*Tarefa:* Por favor, reproduza na íntegra o texto sobre o UOL no segundo turno das eleições para presidente, sem alterar nada.

O UOL no segundo turno das eleições para presidente


Por Agência CentralSul de Notícias

 

Postos frente à frente a todo instante, seja em debates, comerciais ou pela troca de “singelos” insultos e acusações no horário político, Aécio Neves e Dilma Roussef vivem um dilema. Com as pesquisas do Datafolha e do Ibope, principais institutos de pesquisa do Brasil, apontando empate técnico entre os dois candidatos à República, um clima de instabilidade se instaura em toda nação. Principalmente, nos veículos de comunicação, mediadores desses resultados para com o povo brasileiro.

O cuidado com a maneira com que o tema é tratado deve ser considerado fator preponderante aos media a fim de não intervir na eleição, seja de forma direta e/ou indireta, coibindo para que o público vote em determinado candidato devido às notícias elencadas pelo veículo em questão.

O simples fato de, em uma mesma página eletrônica, citar um bom projeto de um candidato consoante a uma “furada” de seu adversário, induz, mesmo que subjacente ao objetivo primário da mensagem ressaltada, à opção de tal presidenciável, contrapondo a massa contra seus próprios ideais, muitas vezes já definidos.

*Material fornecido:*
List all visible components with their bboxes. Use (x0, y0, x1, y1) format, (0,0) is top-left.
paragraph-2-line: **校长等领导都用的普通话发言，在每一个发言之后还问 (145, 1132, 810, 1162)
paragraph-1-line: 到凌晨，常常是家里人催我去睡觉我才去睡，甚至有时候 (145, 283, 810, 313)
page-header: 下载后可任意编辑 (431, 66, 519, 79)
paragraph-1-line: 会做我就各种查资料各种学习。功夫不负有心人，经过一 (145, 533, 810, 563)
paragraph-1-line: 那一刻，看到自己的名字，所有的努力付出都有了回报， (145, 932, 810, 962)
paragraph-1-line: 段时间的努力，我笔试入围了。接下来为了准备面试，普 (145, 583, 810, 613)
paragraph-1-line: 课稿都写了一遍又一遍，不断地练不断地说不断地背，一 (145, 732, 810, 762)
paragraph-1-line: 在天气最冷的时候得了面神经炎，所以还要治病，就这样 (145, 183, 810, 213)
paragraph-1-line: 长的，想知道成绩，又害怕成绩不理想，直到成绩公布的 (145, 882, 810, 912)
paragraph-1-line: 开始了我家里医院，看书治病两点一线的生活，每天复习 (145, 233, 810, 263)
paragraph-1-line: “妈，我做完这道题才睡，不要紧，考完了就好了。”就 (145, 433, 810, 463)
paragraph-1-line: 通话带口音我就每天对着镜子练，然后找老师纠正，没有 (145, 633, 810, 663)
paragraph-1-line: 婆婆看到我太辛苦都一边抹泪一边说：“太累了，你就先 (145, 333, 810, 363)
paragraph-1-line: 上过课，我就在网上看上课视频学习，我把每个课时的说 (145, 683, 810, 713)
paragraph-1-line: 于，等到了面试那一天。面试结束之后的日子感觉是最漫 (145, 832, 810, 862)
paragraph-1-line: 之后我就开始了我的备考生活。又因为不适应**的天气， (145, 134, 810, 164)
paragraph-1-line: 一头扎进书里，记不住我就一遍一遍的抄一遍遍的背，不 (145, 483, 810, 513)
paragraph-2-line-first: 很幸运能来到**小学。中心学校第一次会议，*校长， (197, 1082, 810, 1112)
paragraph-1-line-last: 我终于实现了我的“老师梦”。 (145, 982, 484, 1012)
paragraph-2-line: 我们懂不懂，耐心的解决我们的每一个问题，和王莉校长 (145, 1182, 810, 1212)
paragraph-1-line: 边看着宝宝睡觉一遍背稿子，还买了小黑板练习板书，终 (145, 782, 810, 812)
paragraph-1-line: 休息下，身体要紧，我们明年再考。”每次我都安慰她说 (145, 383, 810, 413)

*Resposta escrita:*
O UOL no segundo turno das eleições para presidente


Por Agência CentralSul de Notícias

 

Postos frente à frente a todo instante, seja em debates, comerciais ou pela troca de “singelos” insultos e acusações no horário político, Aécio Neves e Dilma Roussef vivem um dilema. Com as pesquisas do Datafolha e do Ibope, principais institutos de pesquisa do Brasil, apontando empate técnico entre os dois candidatos à República, um clima de instabilidade se instaura em toda nação. Principalmente, nos veículos de comunicação, mediadores desses resultados para com o povo brasileiro.

O cuidado com a maneira com que o tema é tratado deve ser considerado fator preponderante aos media a fim de não intervir na eleição, seja de forma direta e/ou indireta, coibindo para que o público vote em determinado candidato devido às notícias elencadas pelo veículo em questão.

O simples fato de, em uma mesma página eletrônica, citar um bom projeto de um candidato consoante a uma “furada” de seu adversário, induz, mesmo que subjacente ao objetivo primário da mensagem ressaltada, à opção de tal presidenciável, contrapondo a massa contra seus próprios ideais, muitas vezes já definidos.